## begin

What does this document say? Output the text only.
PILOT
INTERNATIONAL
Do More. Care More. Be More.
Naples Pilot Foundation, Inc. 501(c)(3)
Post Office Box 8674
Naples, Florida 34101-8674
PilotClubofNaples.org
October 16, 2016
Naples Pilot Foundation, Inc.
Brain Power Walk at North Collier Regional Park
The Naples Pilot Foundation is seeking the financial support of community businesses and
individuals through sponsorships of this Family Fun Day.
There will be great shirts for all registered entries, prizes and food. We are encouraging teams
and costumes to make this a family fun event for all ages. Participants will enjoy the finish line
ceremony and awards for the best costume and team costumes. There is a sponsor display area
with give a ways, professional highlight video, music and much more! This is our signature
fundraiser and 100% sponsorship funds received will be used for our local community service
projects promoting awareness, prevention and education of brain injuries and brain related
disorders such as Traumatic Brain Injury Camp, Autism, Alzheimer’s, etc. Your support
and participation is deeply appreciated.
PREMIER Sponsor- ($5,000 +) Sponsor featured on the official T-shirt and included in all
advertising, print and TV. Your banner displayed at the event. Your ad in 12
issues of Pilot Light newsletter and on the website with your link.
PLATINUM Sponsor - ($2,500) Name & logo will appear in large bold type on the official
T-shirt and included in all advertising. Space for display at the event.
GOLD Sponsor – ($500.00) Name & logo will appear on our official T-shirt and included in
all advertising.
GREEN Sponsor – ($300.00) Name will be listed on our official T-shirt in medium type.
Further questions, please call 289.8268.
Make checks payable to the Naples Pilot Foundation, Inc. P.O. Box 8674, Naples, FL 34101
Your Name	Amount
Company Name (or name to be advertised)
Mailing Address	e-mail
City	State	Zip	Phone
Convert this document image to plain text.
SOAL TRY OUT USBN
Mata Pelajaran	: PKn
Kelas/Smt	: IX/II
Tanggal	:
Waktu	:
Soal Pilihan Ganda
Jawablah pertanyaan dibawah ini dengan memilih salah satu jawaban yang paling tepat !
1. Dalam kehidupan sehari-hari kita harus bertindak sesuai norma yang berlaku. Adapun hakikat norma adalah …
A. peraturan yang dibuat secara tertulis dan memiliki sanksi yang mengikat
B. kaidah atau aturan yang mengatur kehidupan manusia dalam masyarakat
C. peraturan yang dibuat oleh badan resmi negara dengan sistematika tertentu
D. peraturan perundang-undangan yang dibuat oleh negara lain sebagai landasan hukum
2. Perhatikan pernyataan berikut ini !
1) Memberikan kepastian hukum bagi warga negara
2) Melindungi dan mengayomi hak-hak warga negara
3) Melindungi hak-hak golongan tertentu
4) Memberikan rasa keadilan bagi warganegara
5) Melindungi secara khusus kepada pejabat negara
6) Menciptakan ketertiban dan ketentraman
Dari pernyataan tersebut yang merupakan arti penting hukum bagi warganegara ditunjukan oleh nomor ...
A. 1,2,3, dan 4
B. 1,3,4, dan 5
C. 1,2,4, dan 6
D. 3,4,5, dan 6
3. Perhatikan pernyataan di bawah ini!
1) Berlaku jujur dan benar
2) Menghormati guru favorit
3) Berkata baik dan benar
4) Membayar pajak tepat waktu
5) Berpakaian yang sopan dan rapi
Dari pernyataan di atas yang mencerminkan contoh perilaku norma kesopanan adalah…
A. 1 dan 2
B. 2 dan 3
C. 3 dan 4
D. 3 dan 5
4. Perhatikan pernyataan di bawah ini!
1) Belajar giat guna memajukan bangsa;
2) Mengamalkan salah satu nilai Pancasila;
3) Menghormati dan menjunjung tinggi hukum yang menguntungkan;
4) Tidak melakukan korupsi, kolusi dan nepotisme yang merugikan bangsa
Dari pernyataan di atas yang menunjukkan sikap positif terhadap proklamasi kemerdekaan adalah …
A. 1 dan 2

## end

** Instruction **
Write the material out exactly, with nothing left out.

** Expected output **
What does this document say? Output the text only.
PILOT
INTERNATIONAL
Do More. Care More. Be More.
Naples Pilot Foundation, Inc. 501(c)(3)
Post Office Box 8674
Naples, Florida 34101-8674
PilotClubofNaples.org
October 16, 2016
Naples Pilot Foundation, Inc.
Brain Power Walk at North Collier Regional Park
The Naples Pilot Foundation is seeking the financial support of community businesses and
individuals through sponsorships of this Family Fun Day.
There will be great shirts for all registered entries, prizes and food. We are encouraging teams
and costumes to make this a family fun event for all ages. Participants will enjoy the finish line
ceremony and awards for the best costume and team costumes. There is a sponsor display area
with give a ways, professional highlight video, music and much more! This is our signature
fundraiser and 100% sponsorship funds received will be used for our local community service
projects promoting awareness, prevention and education of brain injuries and brain related
disorders such as Traumatic Brain Injury Camp, Autism, Alzheimer’s, etc. Your support
and participation is deeply appreciated.
PREMIER Sponsor- ($5,000 +) Sponsor featured on the official T-shirt and included in all
advertising, print and TV. Your banner displayed at the event. Your ad in 12
issues of Pilot Light newsletter and on the website with your link.
PLATINUM Sponsor - ($2,500) Name & logo will appear in large bold type on the official
T-shirt and included in all advertising. Space for display at the event.
GOLD Sponsor – ($500.00) Name & logo will appear on our official T-shirt and included in
all advertising.
GREEN Sponsor – ($300.00) Name will be listed on our official T-shirt in medium type.
Further questions, please call 289.8268.
Make checks payable to the Naples Pilot Foundation, Inc. P.O. Box 8674, Naples, FL 34101
Your Name	Amount
Company Name (or name to be advertised)
Mailing Address	e-mail
City	State	Zip	Phone
Convert this document image to plain text.
SOAL TRY OUT USBN
Mata Pelajaran	: PKn
Kelas/Smt	: IX/II
Tanggal	:
Waktu	:
Soal Pilihan Ganda
Jawablah pertanyaan dibawah ini dengan memilih salah satu jawaban yang paling tepat !
1. Dalam kehidupan sehari-hari kita harus bertindak sesuai norma yang berlaku. Adapun hakikat norma adalah …
A. peraturan yang dibuat secara tertulis dan memiliki sanksi yang mengikat
B. kaidah atau aturan yang mengatur kehidupan manusia dalam masyarakat
C. peraturan yang dibuat oleh badan resmi negara dengan sistematika tertentu
D. peraturan perundang-undangan yang dibuat oleh negara lain sebagai landasan hukum
2. Perhatikan pernyataan berikut ini !
1) Memberikan kepastian hukum bagi warga negara
2) Melindungi dan mengayomi hak-hak warga negara
3) Melindungi hak-hak golongan tertentu
4) Memberikan rasa keadilan bagi warganegara
5) Melindungi secara khusus kepada pejabat negara
6) Menciptakan ketertiban dan ketentraman
Dari pernyataan tersebut yang merupakan arti penting hukum bagi warganegara ditunjukan oleh nomor ...
A. 1,2,3, dan 4
B. 1,3,4, dan 5
C. 1,2,4, dan 6
D. 3,4,5, dan 6
3. Perhatikan pernyataan di bawah ini!
1) Berlaku jujur dan benar
2) Menghormati guru favorit
3) Berkata baik dan benar
4) Membayar pajak tepat waktu
5) Berpakaian yang sopan dan rapi
Dari pernyataan di atas yang mencerminkan contoh perilaku norma kesopanan adalah…
A. 1 dan 2
B. 2 dan 3
C. 3 dan 4
D. 3 dan 5
4. Perhatikan pernyataan di bawah ini!
1) Belajar giat guna memajukan bangsa;
2) Mengamalkan salah satu nilai Pancasila;
3) Menghormati dan menjunjung tinggi hukum yang menguntungkan;
4) Tidak melakukan korupsi, kolusi dan nepotisme yang merugikan bangsa
Dari pernyataan di atas yang menunjukkan sikap positif terhadap proklamasi kemerdekaan adalah …
A. 1 dan 2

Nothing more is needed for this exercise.